* [Written instruction 1]: In the commentary on Romans, what does Paul first insist about the blindness of Israel?
* [Written instruction 2]: Continue the commentary on Romans from its final sentence.

* [Text section]:

★ ★ ★ ★ ★ ★ ★

In this passage of Paul’s letter to the Romans, he touches on a mystery concerning the nation Israel, and his reason for doing so is given right there in verse 25. Paul does not want them – or us – to be ignorant of this mystery, because if we remain so, we are in danger of becoming “wise in our own opinion.” I daresay that even in Paul’s day, some were becoming wise in their own opinion, and that is one reason Paul steps in to correct their wise opinions, because those wise opinions were wrong.
From what Paul says in these verses, it’s easy to see what the wise opinion (and also incorrect opinion) was all about. It concerned the nation Israel, and the wise opinion said something like this: “God is finished with Israel. They have rejected their Messiah, and so God’s done with them. We gentiles are now the true Israel; we gentiles have replaced Israel in God’s plan of redemption. Clearly those Jews are blind and hard-hearted, just as the Prophet Isaiah foretold.”
In fact, the Lord Himself explained the hard-hearted reception he got from his own people THIS WAY in Matthew 13:
Jesus said,
14And in them the prophecy of Isaiah is fulfilled, which says:
"Hearing you will hear and shall not understand, And seeing you will see and not perceive; 15For the hearts of this people have grown dull. Their ears are hard of hearing, And their eyes they have closed, Lest they should see with their eyes and hear with their ears, Lest they should understand with their hearts and turn, So that I should[1] heal them.’
The wise opinion about Israel which Paul is correcting is certainly an understandable mistake. But, it is, nevertheless, a mistake, and Paul corrects it in these verses.
Paul first of all insists that the blindness of Israel is partial, and not total. “ … blindness in part has happened to Israel until the fullness of the Gentiles has come in.” Yes, Israel considered as a nation was blind to the truth about Jesus of Nazareth.

★ ★ ★ ★ ★ ★ ★

* [Supplied information]:
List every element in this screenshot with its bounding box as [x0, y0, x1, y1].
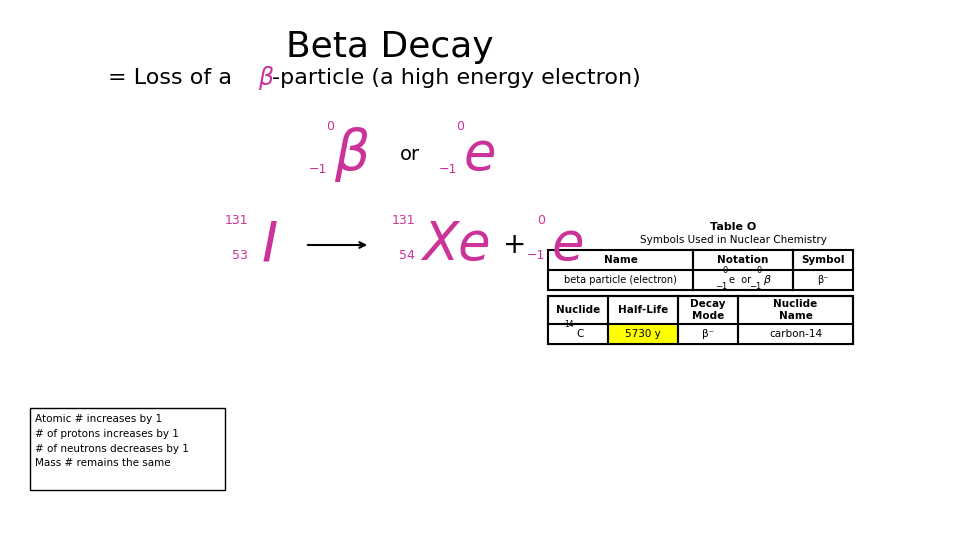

★ ★ ★ ★ ★ ★ ★

* [Exercise response 1]: That it is partial, and not total.

* [Exercise response 2]:
But the blindness is not total, because there are some few within Israel who know the truth. Paul is one of them! The rest of the Apostles are also Jews. In fact, when Jesus was explaining the hardness of Israel’s heart, by declaring that Isaiah’s prophecy was fulfilled in them, he was speaking to the disciples, who were Jews just as much as Jesus was.
And Jesus said to these Jewish disciples of his: 16But blessed are your eyes for they see, and your ears for they hear; 17for assuredly, I say to you that many prophets and righteous men desired to see what you see, and did not see it, and to hear what you hear, and did not hear it.
So, it is clear that even in Jesus’ ministry, the blindness of Israel, while massive and far reaching, was nevertheless NOT total. Jesus’ own disciples were Jews, and these disciples included far more than just those whom he appointed to be Apostles.
There was also Mary his mother, the other Mary and Martha, Lazarus, Nicodemus, Simon of Cyrene, the disciples who met the Lord along the Emmaus Road. There were those who met in the upper room on the day of Pentecost, and those several thousand who believed on the Lord when Peter preached to them that Pentecost in Jerusalem – all of them Jews.